Return, word for word, every line that follows.
## start The data
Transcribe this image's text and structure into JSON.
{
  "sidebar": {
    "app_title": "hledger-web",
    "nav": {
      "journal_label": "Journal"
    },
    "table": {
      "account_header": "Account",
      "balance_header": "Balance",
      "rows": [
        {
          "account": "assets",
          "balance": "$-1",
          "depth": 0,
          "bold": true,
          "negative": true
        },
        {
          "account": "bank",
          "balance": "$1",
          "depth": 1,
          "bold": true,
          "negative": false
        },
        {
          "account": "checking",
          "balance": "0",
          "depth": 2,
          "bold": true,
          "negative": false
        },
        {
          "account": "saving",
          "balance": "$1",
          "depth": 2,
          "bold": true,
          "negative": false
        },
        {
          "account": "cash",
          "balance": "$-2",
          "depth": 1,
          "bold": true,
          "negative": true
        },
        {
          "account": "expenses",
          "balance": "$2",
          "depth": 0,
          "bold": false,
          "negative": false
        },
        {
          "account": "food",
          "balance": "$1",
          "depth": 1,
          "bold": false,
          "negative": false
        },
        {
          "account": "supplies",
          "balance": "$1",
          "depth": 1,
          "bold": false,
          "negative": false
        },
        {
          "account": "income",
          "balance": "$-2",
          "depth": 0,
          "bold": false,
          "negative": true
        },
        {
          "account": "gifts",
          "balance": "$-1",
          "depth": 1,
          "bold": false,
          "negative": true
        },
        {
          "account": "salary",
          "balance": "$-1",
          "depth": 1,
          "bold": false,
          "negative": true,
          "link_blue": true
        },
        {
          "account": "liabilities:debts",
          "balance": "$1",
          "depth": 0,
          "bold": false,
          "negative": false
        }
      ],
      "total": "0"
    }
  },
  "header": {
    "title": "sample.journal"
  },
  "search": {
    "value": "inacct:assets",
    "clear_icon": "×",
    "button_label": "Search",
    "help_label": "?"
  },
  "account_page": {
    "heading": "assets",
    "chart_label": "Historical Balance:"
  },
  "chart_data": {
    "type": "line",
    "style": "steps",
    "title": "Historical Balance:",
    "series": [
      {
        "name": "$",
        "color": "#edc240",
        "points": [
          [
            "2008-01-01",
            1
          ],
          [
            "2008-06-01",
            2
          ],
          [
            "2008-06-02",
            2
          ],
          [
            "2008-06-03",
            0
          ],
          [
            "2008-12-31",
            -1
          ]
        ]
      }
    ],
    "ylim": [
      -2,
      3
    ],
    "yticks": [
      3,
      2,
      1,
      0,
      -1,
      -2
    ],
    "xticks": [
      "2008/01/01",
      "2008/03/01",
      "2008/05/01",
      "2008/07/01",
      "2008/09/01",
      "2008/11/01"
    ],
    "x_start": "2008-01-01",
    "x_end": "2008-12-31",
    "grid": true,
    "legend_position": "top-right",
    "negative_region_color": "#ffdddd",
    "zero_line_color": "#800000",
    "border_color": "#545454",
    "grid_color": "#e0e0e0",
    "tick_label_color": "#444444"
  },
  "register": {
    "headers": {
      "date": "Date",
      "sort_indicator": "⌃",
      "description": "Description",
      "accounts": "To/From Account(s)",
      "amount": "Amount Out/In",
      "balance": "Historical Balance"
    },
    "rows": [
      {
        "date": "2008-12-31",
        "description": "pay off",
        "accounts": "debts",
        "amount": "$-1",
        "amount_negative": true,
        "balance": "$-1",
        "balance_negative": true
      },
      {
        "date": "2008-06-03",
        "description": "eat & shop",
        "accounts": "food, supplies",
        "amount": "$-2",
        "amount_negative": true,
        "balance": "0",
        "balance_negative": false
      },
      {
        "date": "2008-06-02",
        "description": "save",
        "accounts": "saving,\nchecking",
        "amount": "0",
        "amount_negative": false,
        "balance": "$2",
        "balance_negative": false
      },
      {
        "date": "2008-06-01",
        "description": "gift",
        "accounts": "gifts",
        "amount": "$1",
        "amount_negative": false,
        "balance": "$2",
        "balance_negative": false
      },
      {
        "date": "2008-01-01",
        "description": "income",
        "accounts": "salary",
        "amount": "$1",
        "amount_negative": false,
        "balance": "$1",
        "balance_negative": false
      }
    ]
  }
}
## end The data
== Exercise result ==
Transcribe this image's text and structure into JSON.
{
  "sidebar": {
    "app_title": "hledger-web",
    "nav": {
      "journal_label": "Journal"
    },
    "table": {
      "account_header": "Account",
      "balance_header": "Balance",
      "rows": [
        {
          "account": "assets",
          "balance": "$-1",
          "depth": 0,
          "bold": true,
          "negative": true
        },
        {
          "account": "bank",
          "balance": "$1",
          "depth": 1,
          "bold": true,
          "negative": false
        },
        {
          "account": "checking",
          "balance": "0",
          "depth": 2,
          "bold": true,
          "negative": false
        },
        {
          "account": "saving",
          "balance": "$1",
          "depth": 2,
          "bold": true,
          "negative": false
        },
        {
          "account": "cash",
          "balance": "$-2",
          "depth": 1,
          "bold": true,
          "negative": true
        },
        {
          "account": "expenses",
          "balance": "$2",
          "depth": 0,
          "bold": false,
          "negative": false
        },
        {
          "account": "food",
          "balance": "$1",
          "depth": 1,
          "bold": false,
          "negative": false
        },
        {
          "account": "supplies",
          "balance": "$1",
          "depth": 1,
          "bold": false,
          "negative": false
        },
        {
          "account": "income",
          "balance": "$-2",
          "depth": 0,
          "bold": false,
          "negative": true
        },
        {
          "account": "gifts",
          "balance": "$-1",
          "depth": 1,
          "bold": false,
          "negative": true
        },
        {
          "account": "salary",
          "balance": "$-1",
          "depth": 1,
          "bold": false,
          "negative": true,
          "link_blue": true
        },
        {
          "account": "liabilities:debts",
          "balance": "$1",
          "depth": 0,
          "bold": false,
          "negative": false
        }
      ],
      "total": "0"
    }
  },
  "header": {
    "title": "sample.journal"
  },
  "search": {
    "value": "inacct:assets",
    "clear_icon": "×",
    "button_label": "Search",
    "help_label": "?"
  },
  "account_page": {
    "heading": "assets",
    "chart_label": "Historical Balance:"
  },
  "chart_data": {
    "type": "line",
    "style": "steps",
    "title": "Historical Balance:",
    "series": [
      {
        "name": "$",
        "color": "#edc240",
        "points": [
          [
            "2008-01-01",
            1
          ],
          [
            "2008-06-01",
            2
          ],
          [
            "2008-06-02",
            2
          ],
          [
            "2008-06-03",
            0
          ],
          [
            "2008-12-31",
            -1
          ]
        ]
      }
    ],
    "ylim": [
      -2,
      3
    ],
    "yticks": [
      3,
      2,
      1,
      0,
      -1,
      -2
    ],
    "xticks": [
      "2008/01/01",
      "2008/03/01",
      "2008/05/01",
      "2008/07/01",
      "2008/09/01",
      "2008/11/01"
    ],
    "x_start": "2008-01-01",
    "x_end": "2008-12-31",
    "grid": true,
    "legend_position": "top-right",
    "negative_region_color": "#ffdddd",
    "zero_line_color": "#800000",
    "border_color": "#545454",
    "grid_color": "#e0e0e0",
    "tick_label_color": "#444444"
  },
  "register": {
    "headers": {
      "date": "Date",
      "sort_indicator": "⌃",
      "description": "Description",
      "accounts": "To/From Account(s)",
      "amount": "Amount Out/In",
      "balance": "Historical Balance"
    },
    "rows": [
      {
        "date": "2008-12-31",
        "description": "pay off",
        "accounts": "debts",
        "amount": "$-1",
        "amount_negative": true,
        "balance": "$-1",
        "balance_negative": true
      },
      {
        "date": "2008-06-03",
        "description": "eat & shop",
        "accounts": "food, supplies",
        "amount": "$-2",
        "amount_negative": true,
        "balance": "0",
        "balance_negative": false
      },
      {
        "date": "2008-06-02",
        "description": "save",
        "accounts": "saving,\nchecking",
        "amount": "0",
        "amount_negative": false,
        "balance": "$2",
        "balance_negative": false
      },
      {
        "date": "2008-06-01",
        "description": "gift",
        "accounts": "gifts",
        "amount": "$1",
        "amount_negative": false,
        "balance": "$2",
        "balance_negative": false
      },
      {
        "date": "2008-01-01",
        "description": "income",
        "accounts": "salary",
        "amount": "$1",
        "amount_negative": false,
        "balance": "$1",
        "balance_negative": false
      }
    ]
  }
}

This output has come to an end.